## Objective
Examine each line of the data. Copy those that contain the string "Come".

Records:
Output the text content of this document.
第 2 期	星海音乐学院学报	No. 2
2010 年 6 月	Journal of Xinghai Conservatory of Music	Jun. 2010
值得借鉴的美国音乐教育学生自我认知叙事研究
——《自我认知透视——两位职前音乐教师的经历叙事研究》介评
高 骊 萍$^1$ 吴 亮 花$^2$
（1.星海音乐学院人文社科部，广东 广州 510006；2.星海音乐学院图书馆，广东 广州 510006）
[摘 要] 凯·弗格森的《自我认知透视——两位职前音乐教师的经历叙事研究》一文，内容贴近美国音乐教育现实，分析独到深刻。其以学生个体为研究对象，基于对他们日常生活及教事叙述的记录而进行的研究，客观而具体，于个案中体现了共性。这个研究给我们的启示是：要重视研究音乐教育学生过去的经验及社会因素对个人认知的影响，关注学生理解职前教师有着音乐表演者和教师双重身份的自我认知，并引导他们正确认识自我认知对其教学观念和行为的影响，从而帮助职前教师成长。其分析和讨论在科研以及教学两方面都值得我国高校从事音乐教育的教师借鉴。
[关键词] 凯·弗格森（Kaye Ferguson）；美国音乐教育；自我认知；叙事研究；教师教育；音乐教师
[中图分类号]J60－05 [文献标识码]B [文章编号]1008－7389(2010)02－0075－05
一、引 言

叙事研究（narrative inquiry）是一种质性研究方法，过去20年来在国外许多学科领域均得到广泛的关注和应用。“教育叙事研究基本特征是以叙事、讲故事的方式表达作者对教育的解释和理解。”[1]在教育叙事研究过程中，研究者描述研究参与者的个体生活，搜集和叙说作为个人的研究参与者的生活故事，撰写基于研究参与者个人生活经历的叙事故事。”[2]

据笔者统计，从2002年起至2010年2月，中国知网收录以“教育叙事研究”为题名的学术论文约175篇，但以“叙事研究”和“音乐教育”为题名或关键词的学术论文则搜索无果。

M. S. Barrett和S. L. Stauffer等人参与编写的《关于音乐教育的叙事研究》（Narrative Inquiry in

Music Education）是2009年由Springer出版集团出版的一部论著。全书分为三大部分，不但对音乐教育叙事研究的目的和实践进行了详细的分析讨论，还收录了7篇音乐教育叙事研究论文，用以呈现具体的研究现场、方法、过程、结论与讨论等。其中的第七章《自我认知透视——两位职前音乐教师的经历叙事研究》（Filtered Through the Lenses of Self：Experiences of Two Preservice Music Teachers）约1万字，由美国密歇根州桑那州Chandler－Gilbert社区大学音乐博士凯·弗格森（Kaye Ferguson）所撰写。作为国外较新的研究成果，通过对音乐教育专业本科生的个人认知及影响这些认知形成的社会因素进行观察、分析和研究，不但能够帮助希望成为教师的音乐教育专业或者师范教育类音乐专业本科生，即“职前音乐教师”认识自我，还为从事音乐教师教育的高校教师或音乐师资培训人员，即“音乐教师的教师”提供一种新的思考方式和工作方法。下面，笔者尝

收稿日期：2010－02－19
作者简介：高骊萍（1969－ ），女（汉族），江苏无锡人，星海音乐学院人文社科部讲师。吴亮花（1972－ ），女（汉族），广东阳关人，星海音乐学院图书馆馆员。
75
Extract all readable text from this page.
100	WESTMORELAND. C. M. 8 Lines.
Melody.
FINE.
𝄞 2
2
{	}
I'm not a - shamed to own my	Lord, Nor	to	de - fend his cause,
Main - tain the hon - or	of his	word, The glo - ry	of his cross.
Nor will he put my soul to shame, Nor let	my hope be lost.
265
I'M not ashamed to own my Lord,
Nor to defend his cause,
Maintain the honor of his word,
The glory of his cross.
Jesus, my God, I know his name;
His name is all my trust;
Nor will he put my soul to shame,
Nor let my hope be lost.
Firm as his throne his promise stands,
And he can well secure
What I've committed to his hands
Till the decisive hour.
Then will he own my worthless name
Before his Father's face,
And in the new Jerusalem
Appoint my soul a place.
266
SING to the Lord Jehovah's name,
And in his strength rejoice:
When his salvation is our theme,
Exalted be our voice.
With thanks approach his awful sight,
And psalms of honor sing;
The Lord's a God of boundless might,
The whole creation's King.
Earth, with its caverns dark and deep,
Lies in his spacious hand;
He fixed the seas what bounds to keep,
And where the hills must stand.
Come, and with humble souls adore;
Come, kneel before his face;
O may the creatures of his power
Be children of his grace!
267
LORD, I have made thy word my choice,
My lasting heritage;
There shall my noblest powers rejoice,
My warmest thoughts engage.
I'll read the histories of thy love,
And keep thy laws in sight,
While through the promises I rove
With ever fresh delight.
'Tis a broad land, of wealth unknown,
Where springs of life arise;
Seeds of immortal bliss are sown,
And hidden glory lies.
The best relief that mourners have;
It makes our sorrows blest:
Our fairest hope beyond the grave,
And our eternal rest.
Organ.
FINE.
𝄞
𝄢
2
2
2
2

## Response to this task
Come, and with humble souls adore;
Come, kneel before his face;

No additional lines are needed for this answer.